Just as The Hours is a voyage round Virginia Woolf, this novel is haunted by Walt Whitman whose work is quoted throughout the book and who makes a cameo appearance at one point. Indeed the same three characters appear in each of the three sections (Cunningham structures many of this works around trios) and all have the same personal traits as if they have been reincarnated. Names, events and objects echo through the book, creating a sense of unity and transcendence. Cunningham never lets his creations have an easy time of it and their fate at the ending of each section remains ambiguous - but the thematic and visual leitmotifs woven throughout hint at a coherence behind the scenes, as if a grand scheme is afoot.

The first section concerns a boy in 19th Century New York who's convinced his brother's ghost is trapped in the machine that killed him. In the second a NYPD officer is trying to track down a squad of child suicide bombers and the last concerns a cyborg and extra-terrestrial escaping a dystopian future. Poetry, escape, transcendence, mortality and trust are the focuses.

**GIVEN DATA**

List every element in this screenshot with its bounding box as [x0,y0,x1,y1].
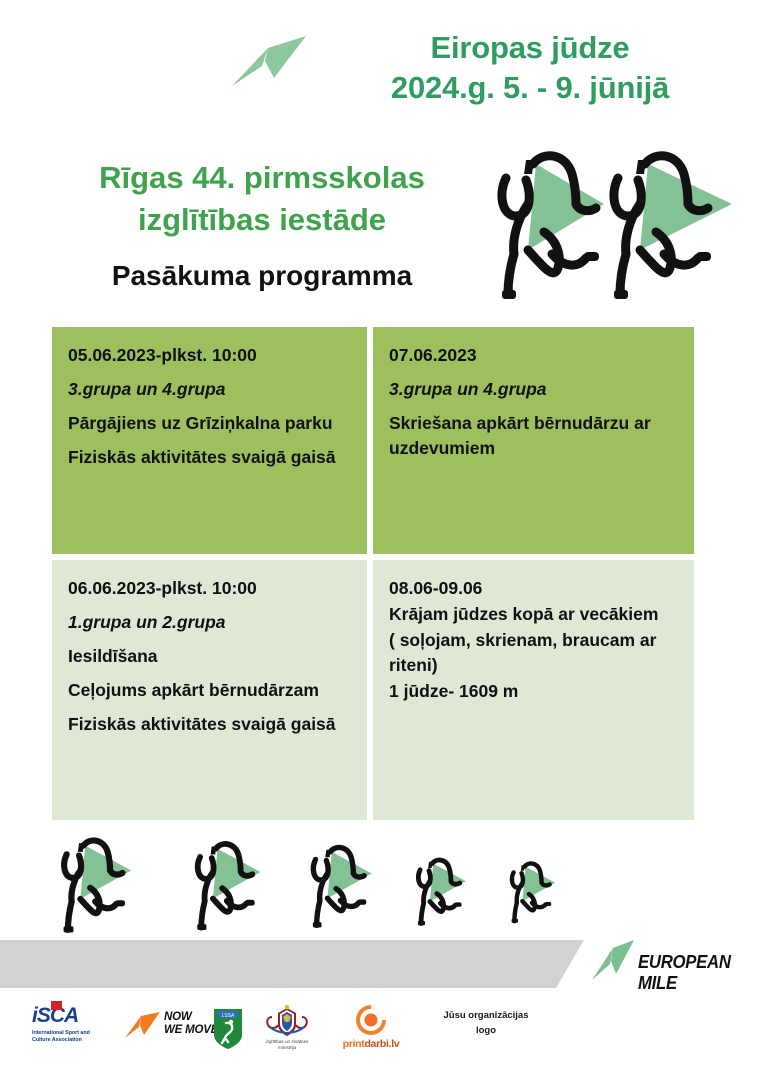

**TASKS AND EXERCISES**
[a] Retype the stretch of the book review from "Just as The" through "scheme is afoot.", preserving its wording and punctuation.
[b] Pick up the book review after its final sentence and keep writing in the same voice; the listing is not part of it.

**RESULTS BY TASK**
[a]
Just as The Hours is a voyage round Virginia Woolf, this novel is haunted by Walt Whitman whose work is quoted throughout the book and who makes a cameo appearance at one point. Indeed the same three characters appear in each of the three sections (Cunningham structures many of this works around trios) and all have the same personal traits as if they have been reincarnated. Names, events and objects echo through the book, creating a sense of unity and transcendence. Cunningham never lets his creations have an easy time of it and their fate at the ending of each section remains ambiguous - but the thematic and visual leitmotifs woven throughout hint at a coherence behind the scenes, as if a grand scheme is afoot.

[b]
Boldly, beautifully written, it faltered only in the final section for me. The first part I thought hugely moving (the tears could just have been my hangover), the second gripping - I had imaginings about the thriller he could have written based on the child suicide bombers. But the third really wasn't my cup of tea. Sorry, lizard romances just don't do it for me. Maybe I'm not open minded enough. Though at least in future I'll listen to that nagging voice coming from my bookshelf. Now, where did I put that copy of of Finnegan's Wake.....?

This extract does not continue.